Task details - Look through the records below and collect all lines that hold the string "svchost".

Records for the task -
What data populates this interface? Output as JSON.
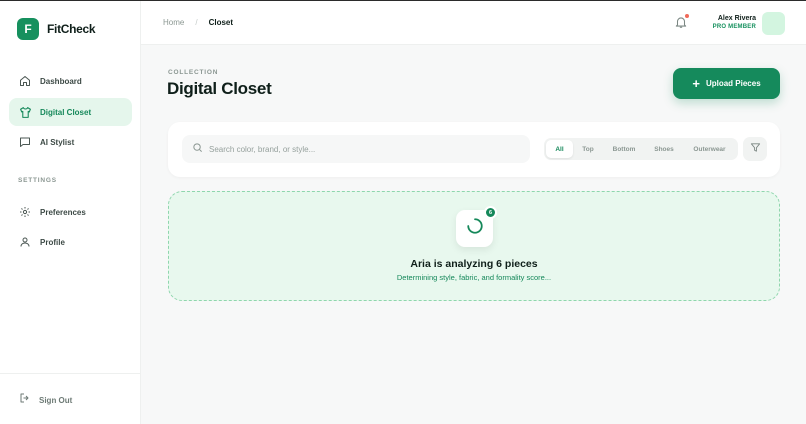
{
  "app": {
    "logo_letter": "F",
    "name": "FitCheck"
  },
  "sidebar": {
    "items": [
      {
        "label": "Dashboard",
        "icon": "home-icon"
      },
      {
        "label": "Digital Closet",
        "icon": "shirt-icon",
        "active": true
      },
      {
        "label": "AI Stylist",
        "icon": "chat-icon"
      }
    ],
    "settings_label": "SETTINGS",
    "settings_items": [
      {
        "label": "Preferences",
        "icon": "gear-icon"
      },
      {
        "label": "Profile",
        "icon": "user-icon"
      }
    ],
    "sign_out": "Sign Out"
  },
  "header": {
    "breadcrumb": {
      "home": "Home",
      "sep": "/",
      "current": "Closet"
    },
    "user": {
      "name": "Alex Rivera",
      "role": "PRO MEMBER"
    }
  },
  "main": {
    "overline": "COLLECTION",
    "title": "Digital Closet",
    "upload_button": {
      "plus": "+",
      "label": "Upload Pieces"
    },
    "search": {
      "placeholder": "Search color, brand, or style..."
    },
    "filters": [
      "All",
      "Top",
      "Bottom",
      "Shoes",
      "Outerwear"
    ],
    "active_filter": "All",
    "analysis": {
      "badge_count": "6",
      "title": "Aria is analyzing 6 pieces",
      "subtitle": "Determining style, fabric, and formality score..."
    }
  },
  "colors": {
    "accent": "#15885a",
    "accent_light": "#e5f6ec",
    "analysis_bg": "#e8f8ee",
    "notification_dot": "#f06a5a"
  }
}
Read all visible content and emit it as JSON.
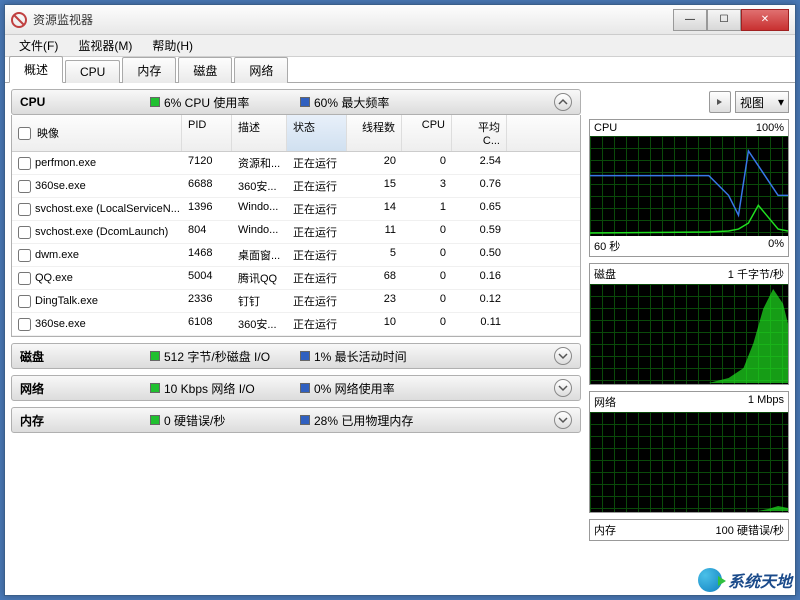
{
  "window_title": "资源监视器",
  "menu": {
    "file": "文件(F)",
    "monitor": "监视器(M)",
    "help": "帮助(H)"
  },
  "tabs": [
    "概述",
    "CPU",
    "内存",
    "磁盘",
    "网络"
  ],
  "active_tab": 0,
  "cpu_section": {
    "label": "CPU",
    "usage": "6% CPU 使用率",
    "freq": "60% 最大频率",
    "usage_color": "#20c030",
    "freq_color": "#3060c0"
  },
  "columns": {
    "image": "映像",
    "pid": "PID",
    "desc": "描述",
    "status": "状态",
    "threads": "线程数",
    "cpu": "CPU",
    "avg": "平均 C..."
  },
  "processes": [
    {
      "image": "perfmon.exe",
      "pid": "7120",
      "desc": "资源和...",
      "status": "正在运行",
      "threads": "20",
      "cpu": "0",
      "avg": "2.54"
    },
    {
      "image": "360se.exe",
      "pid": "6688",
      "desc": "360安...",
      "status": "正在运行",
      "threads": "15",
      "cpu": "3",
      "avg": "0.76"
    },
    {
      "image": "svchost.exe (LocalServiceN...",
      "pid": "1396",
      "desc": "Windo...",
      "status": "正在运行",
      "threads": "14",
      "cpu": "1",
      "avg": "0.65"
    },
    {
      "image": "svchost.exe (DcomLaunch)",
      "pid": "804",
      "desc": "Windo...",
      "status": "正在运行",
      "threads": "11",
      "cpu": "0",
      "avg": "0.59"
    },
    {
      "image": "dwm.exe",
      "pid": "1468",
      "desc": "桌面窗...",
      "status": "正在运行",
      "threads": "5",
      "cpu": "0",
      "avg": "0.50"
    },
    {
      "image": "QQ.exe",
      "pid": "5004",
      "desc": "腾讯QQ",
      "status": "正在运行",
      "threads": "68",
      "cpu": "0",
      "avg": "0.16"
    },
    {
      "image": "DingTalk.exe",
      "pid": "2336",
      "desc": "钉钉",
      "status": "正在运行",
      "threads": "23",
      "cpu": "0",
      "avg": "0.12"
    },
    {
      "image": "360se.exe",
      "pid": "6108",
      "desc": "360安...",
      "status": "正在运行",
      "threads": "10",
      "cpu": "0",
      "avg": "0.11"
    }
  ],
  "disk_section": {
    "label": "磁盘",
    "io": "512 字节/秒磁盘 I/O",
    "active": "1% 最长活动时间",
    "io_color": "#20c030",
    "active_color": "#3060c0"
  },
  "net_section": {
    "label": "网络",
    "io": "10 Kbps 网络 I/O",
    "util": "0% 网络使用率",
    "io_color": "#20c030",
    "util_color": "#3060c0"
  },
  "mem_section": {
    "label": "内存",
    "faults": "0 硬错误/秒",
    "used": "28% 已用物理内存",
    "faults_color": "#20c030",
    "used_color": "#3060c0"
  },
  "view_label": "视图",
  "graphs": {
    "cpu": {
      "title": "CPU",
      "right": "100%",
      "foot_l": "60 秒",
      "foot_r": "0%"
    },
    "disk": {
      "title": "磁盘",
      "right": "1 千字节/秒"
    },
    "net": {
      "title": "网络",
      "right": "1 Mbps"
    },
    "mem": {
      "title": "内存",
      "right": "100 硬错误/秒"
    }
  },
  "watermark": "系统天地",
  "chart_data": [
    {
      "type": "line",
      "title": "CPU",
      "ylim": [
        0,
        100
      ],
      "xlabel": "60 秒",
      "series": [
        {
          "name": "max_freq",
          "color": "#3878e8",
          "values": [
            60,
            60,
            60,
            60,
            60,
            60,
            60,
            60,
            60,
            40,
            20,
            85,
            70,
            55,
            40
          ]
        },
        {
          "name": "cpu_usage",
          "color": "#20e020",
          "values": [
            2,
            2,
            2,
            2,
            2,
            2,
            3,
            3,
            4,
            5,
            8,
            12,
            30,
            18,
            6
          ]
        }
      ]
    },
    {
      "type": "area",
      "title": "磁盘",
      "ylabel": "千字节/秒",
      "ylim": [
        0,
        1
      ],
      "series": [
        {
          "name": "disk_io",
          "color": "#20e020",
          "values": [
            0,
            0,
            0,
            0,
            0,
            0,
            0.02,
            0.05,
            0.1,
            0.2,
            0.4,
            0.7,
            0.95,
            0.8,
            0.6
          ]
        }
      ]
    },
    {
      "type": "area",
      "title": "网络",
      "ylabel": "Mbps",
      "ylim": [
        0,
        1
      ],
      "series": [
        {
          "name": "net_io",
          "color": "#20e020",
          "values": [
            0,
            0,
            0,
            0,
            0,
            0,
            0,
            0,
            0,
            0,
            0,
            0,
            0.02,
            0.05,
            0.03
          ]
        }
      ]
    },
    {
      "type": "line",
      "title": "内存",
      "ylabel": "硬错误/秒",
      "ylim": [
        0,
        100
      ],
      "series": [
        {
          "name": "hard_faults",
          "color": "#20e020",
          "values": [
            0,
            0,
            0,
            0,
            0,
            0,
            0,
            0,
            0,
            0,
            0,
            0,
            0,
            0,
            0
          ]
        }
      ]
    }
  ]
}
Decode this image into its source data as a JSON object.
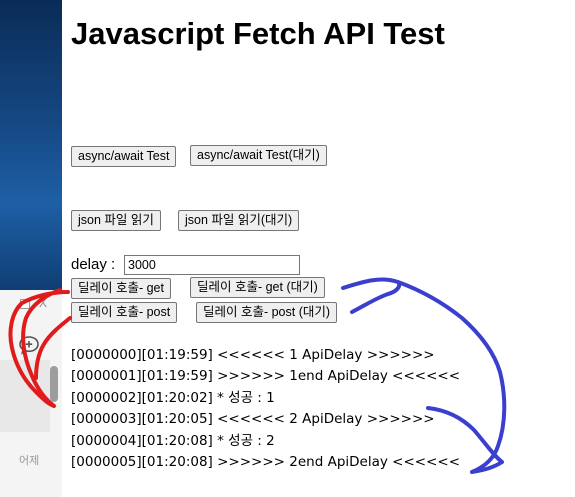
{
  "page": {
    "title": "Javascript Fetch API Test"
  },
  "buttons": {
    "async_test": "async/await Test",
    "async_test_wait": "async/await Test(대기)",
    "json_read": "json 파일 읽기",
    "json_read_wait": "json 파일 읽기(대기)",
    "delay_get": "딜레이 호출- get",
    "delay_get_wait": "딜레이 호출- get (대기)",
    "delay_post": "딜레이 호출- post",
    "delay_post_wait": "딜레이 호출- post (대기)"
  },
  "delay": {
    "label": "delay :",
    "value": "3000"
  },
  "log": [
    "[0000000][01:19:59] <<<<<< 1 ApiDelay >>>>>>",
    "[0000001][01:19:59] >>>>>> 1end ApiDelay <<<<<<",
    "[0000002][01:20:02] * 성공 : 1",
    "[0000003][01:20:05] <<<<<< 2 ApiDelay >>>>>>",
    "[0000004][01:20:08] * 성공 : 2",
    "[0000005][01:20:08] >>>>>> 2end ApiDelay <<<<<<"
  ],
  "sidebar": {
    "close_glyph": "X",
    "bottom_label": "어제",
    "chat_icon": "chat-add-icon"
  },
  "annotation_colors": {
    "red": "#e01b1b",
    "blue": "#3a3fcf"
  },
  "colors": {
    "desktop_blue": "#164a86",
    "button_bg": "#efefef",
    "button_border": "#767676"
  }
}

The response -
      "image": "svchost.exe (LocalServiceN...",
      "image": "svchost.exe (DcomLaunch)",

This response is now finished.